***** TASK INPUT

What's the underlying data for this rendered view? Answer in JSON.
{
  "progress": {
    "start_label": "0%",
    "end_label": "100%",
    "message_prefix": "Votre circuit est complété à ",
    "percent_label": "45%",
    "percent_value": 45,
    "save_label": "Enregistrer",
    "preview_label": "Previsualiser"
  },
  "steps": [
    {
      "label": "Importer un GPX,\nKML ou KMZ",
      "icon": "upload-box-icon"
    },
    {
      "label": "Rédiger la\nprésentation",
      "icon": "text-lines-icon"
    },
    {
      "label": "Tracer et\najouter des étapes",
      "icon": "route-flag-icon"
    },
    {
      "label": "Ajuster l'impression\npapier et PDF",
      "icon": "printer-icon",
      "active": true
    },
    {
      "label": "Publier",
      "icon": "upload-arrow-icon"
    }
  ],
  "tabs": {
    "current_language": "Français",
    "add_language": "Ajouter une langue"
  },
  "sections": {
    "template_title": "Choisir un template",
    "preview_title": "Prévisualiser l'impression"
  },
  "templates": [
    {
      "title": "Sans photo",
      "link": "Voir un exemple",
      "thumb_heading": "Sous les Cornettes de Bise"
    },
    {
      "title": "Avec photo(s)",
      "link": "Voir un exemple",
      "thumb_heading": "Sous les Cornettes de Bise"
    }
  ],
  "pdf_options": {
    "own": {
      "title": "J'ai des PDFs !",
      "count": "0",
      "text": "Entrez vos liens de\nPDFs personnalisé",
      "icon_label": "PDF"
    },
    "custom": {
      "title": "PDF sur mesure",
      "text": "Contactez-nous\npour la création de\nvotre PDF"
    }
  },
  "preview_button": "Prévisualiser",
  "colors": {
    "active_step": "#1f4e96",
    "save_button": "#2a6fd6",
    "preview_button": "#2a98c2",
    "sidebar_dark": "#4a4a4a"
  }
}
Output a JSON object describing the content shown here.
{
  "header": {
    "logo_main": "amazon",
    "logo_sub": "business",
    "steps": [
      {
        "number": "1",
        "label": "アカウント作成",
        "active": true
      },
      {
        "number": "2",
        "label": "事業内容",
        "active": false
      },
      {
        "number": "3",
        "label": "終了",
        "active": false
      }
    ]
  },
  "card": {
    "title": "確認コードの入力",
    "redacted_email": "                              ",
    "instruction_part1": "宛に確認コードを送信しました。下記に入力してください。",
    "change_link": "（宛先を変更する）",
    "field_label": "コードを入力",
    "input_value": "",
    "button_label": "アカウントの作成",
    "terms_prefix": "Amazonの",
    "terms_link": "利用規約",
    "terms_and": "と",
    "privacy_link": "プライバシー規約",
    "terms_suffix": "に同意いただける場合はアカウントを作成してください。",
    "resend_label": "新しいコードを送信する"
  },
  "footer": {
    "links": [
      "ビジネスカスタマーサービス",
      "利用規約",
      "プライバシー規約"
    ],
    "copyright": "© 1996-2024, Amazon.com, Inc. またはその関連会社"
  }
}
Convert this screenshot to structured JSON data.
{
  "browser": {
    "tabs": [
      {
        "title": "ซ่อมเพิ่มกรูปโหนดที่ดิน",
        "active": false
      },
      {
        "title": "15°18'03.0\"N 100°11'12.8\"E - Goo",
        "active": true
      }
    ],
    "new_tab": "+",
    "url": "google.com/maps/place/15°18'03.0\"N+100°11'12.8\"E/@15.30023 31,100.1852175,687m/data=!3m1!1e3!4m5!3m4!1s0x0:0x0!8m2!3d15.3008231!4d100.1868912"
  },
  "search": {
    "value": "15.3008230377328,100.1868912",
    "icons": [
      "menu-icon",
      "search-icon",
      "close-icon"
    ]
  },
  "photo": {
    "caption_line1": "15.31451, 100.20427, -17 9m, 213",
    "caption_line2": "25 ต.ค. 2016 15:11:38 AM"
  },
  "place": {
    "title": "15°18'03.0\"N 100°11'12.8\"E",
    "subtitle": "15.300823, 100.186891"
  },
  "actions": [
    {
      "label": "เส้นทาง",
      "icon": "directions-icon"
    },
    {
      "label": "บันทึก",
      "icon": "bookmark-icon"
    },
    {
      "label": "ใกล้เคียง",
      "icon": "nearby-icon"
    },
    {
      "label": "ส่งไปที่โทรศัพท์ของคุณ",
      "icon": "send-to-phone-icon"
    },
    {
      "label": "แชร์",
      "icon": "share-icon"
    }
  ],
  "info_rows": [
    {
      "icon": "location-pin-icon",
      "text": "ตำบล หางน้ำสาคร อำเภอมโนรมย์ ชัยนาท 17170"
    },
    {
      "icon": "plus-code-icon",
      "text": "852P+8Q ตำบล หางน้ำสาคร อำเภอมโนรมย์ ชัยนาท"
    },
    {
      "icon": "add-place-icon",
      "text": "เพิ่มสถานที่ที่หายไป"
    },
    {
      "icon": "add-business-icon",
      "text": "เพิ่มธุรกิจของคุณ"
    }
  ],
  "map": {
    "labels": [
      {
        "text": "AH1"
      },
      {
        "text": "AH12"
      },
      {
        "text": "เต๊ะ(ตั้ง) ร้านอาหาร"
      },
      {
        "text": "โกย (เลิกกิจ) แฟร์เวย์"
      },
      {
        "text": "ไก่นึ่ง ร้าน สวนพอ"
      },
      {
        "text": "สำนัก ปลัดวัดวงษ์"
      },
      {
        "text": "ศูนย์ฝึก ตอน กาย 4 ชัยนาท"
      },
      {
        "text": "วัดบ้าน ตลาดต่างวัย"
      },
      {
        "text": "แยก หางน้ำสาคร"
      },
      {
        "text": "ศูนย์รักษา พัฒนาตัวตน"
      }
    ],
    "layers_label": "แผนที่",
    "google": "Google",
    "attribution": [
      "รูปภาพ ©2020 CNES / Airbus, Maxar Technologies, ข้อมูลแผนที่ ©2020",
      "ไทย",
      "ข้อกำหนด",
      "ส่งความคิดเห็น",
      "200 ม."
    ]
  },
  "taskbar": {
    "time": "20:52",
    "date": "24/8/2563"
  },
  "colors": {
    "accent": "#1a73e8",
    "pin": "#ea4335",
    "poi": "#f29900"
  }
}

**********

== WHAT THE TASK REQUIRES ==
Reproduce every entry shown above, precisely as it stands.

== ANSWER TO THIS TASK ==
What's the underlying data for this rendered view? Answer in JSON.
{
  "progress": {
    "start_label": "0%",
    "end_label": "100%",
    "message_prefix": "Votre circuit est complété à ",
    "percent_label": "45%",
    "percent_value": 45,
    "save_label": "Enregistrer",
    "preview_label": "Previsualiser"
  },
  "steps": [
    {
      "label": "Importer un GPX,\nKML ou KMZ",
      "icon": "upload-box-icon"
    },
    {
      "label": "Rédiger la\nprésentation",
      "icon": "text-lines-icon"
    },
    {
      "label": "Tracer et\najouter des étapes",
      "icon": "route-flag-icon"
    },
    {
      "label": "Ajuster l'impression\npapier et PDF",
      "icon": "printer-icon",
      "active": true
    },
    {
      "label": "Publier",
      "icon": "upload-arrow-icon"
    }
  ],
  "tabs": {
    "current_language": "Français",
    "add_language": "Ajouter une langue"
  },
  "sections": {
    "template_title": "Choisir un template",
    "preview_title": "Prévisualiser l'impression"
  },
  "templates": [
    {
      "title": "Sans photo",
      "link": "Voir un exemple",
      "thumb_heading": "Sous les Cornettes de Bise"
    },
    {
      "title": "Avec photo(s)",
      "link": "Voir un exemple",
      "thumb_heading": "Sous les Cornettes de Bise"
    }
  ],
  "pdf_options": {
    "own": {
      "title": "J'ai des PDFs !",
      "count": "0",
      "text": "Entrez vos liens de\nPDFs personnalisé",
      "icon_label": "PDF"
    },
    "custom": {
      "title": "PDF sur mesure",
      "text": "Contactez-nous\npour la création de\nvotre PDF"
    }
  },
  "preview_button": "Prévisualiser",
  "colors": {
    "active_step": "#1f4e96",
    "save_button": "#2a6fd6",
    "preview_button": "#2a98c2",
    "sidebar_dark": "#4a4a4a"
  }
}
Output a JSON object describing the content shown here.
{
  "header": {
    "logo_main": "amazon",
    "logo_sub": "business",
    "steps": [
      {
        "number": "1",
        "label": "アカウント作成",
        "active": true
      },
      {
        "number": "2",
        "label": "事業内容",
        "active": false
      },
      {
        "number": "3",
        "label": "終了",
        "active": false
      }
    ]
  },
  "card": {
    "title": "確認コードの入力",
    "redacted_email": "                              ",
    "instruction_part1": "宛に確認コードを送信しました。下記に入力してください。",
    "change_link": "（宛先を変更する）",
    "field_label": "コードを入力",
    "input_value": "",
    "button_label": "アカウントの作成",
    "terms_prefix": "Amazonの",
    "terms_link": "利用規約",
    "terms_and": "と",
    "privacy_link": "プライバシー規約",
    "terms_suffix": "に同意いただける場合はアカウントを作成してください。",
    "resend_label": "新しいコードを送信する"
  },
  "footer": {
    "links": [
      "ビジネスカスタマーサービス",
      "利用規約",
      "プライバシー規約"
    ],
    "copyright": "© 1996-2024, Amazon.com, Inc. またはその関連会社"
  }
}
Convert this screenshot to structured JSON data.
{
  "browser": {
    "tabs": [
      {
        "title": "ซ่อมเพิ่มกรูปโหนดที่ดิน",
        "active": false
      },
      {
        "title": "15°18'03.0\"N 100°11'12.8\"E - Goo",
        "active": true
      }
    ],
    "new_tab": "+",
    "url": "google.com/maps/place/15°18'03.0\"N+100°11'12.8\"E/@15.30023 31,100.1852175,687m/data=!3m1!1e3!4m5!3m4!1s0x0:0x0!8m2!3d15.3008231!4d100.1868912"
  },
  "search": {
    "value": "15.3008230377328,100.1868912",
    "icons": [
      "menu-icon",
      "search-icon",
      "close-icon"
    ]
  },
  "photo": {
    "caption_line1": "15.31451, 100.20427, -17 9m, 213",
    "caption_line2": "25 ต.ค. 2016 15:11:38 AM"
  },
  "place": {
    "title": "15°18'03.0\"N 100°11'12.8\"E",
    "subtitle": "15.300823, 100.186891"
  },
  "actions": [
    {
      "label": "เส้นทาง",
      "icon": "directions-icon"
    },
    {
      "label": "บันทึก",
      "icon": "bookmark-icon"
    },
    {
      "label": "ใกล้เคียง",
      "icon": "nearby-icon"
    },
    {
      "label": "ส่งไปที่โทรศัพท์ของคุณ",
      "icon": "send-to-phone-icon"
    },
    {
      "label": "แชร์",
      "icon": "share-icon"
    }
  ],
  "info_rows": [
    {
      "icon": "location-pin-icon",
      "text": "ตำบล หางน้ำสาคร อำเภอมโนรมย์ ชัยนาท 17170"
    },
    {
      "icon": "plus-code-icon",
      "text": "852P+8Q ตำบล หางน้ำสาคร อำเภอมโนรมย์ ชัยนาท"
    },
    {
      "icon": "add-place-icon",
      "text": "เพิ่มสถานที่ที่หายไป"
    },
    {
      "icon": "add-business-icon",
      "text": "เพิ่มธุรกิจของคุณ"
    }
  ],
  "map": {
    "labels": [
      {
        "text": "AH1"
      },
      {
        "text": "AH12"
      },
      {
        "text": "เต๊ะ(ตั้ง) ร้านอาหาร"
      },
      {
        "text": "โกย (เลิกกิจ) แฟร์เวย์"
      },
      {
        "text": "ไก่นึ่ง ร้าน สวนพอ"
      },
      {
        "text": "สำนัก ปลัดวัดวงษ์"
      },
      {
        "text": "ศูนย์ฝึก ตอน กาย 4 ชัยนาท"
      },
      {
        "text": "วัดบ้าน ตลาดต่างวัย"
      },
      {
        "text": "แยก หางน้ำสาคร"
      },
      {
        "text": "ศูนย์รักษา พัฒนาตัวตน"
      }
    ],
    "layers_label": "แผนที่",
    "google": "Google",
    "attribution": [
      "รูปภาพ ©2020 CNES / Airbus, Maxar Technologies, ข้อมูลแผนที่ ©2020",
      "ไทย",
      "ข้อกำหนด",
      "ส่งความคิดเห็น",
      "200 ม."
    ]
  },
  "taskbar": {
    "time": "20:52",
    "date": "24/8/2563"
  },
  "colors": {
    "accent": "#1a73e8",
    "pin": "#ea4335",
    "poi": "#f29900"
  }
}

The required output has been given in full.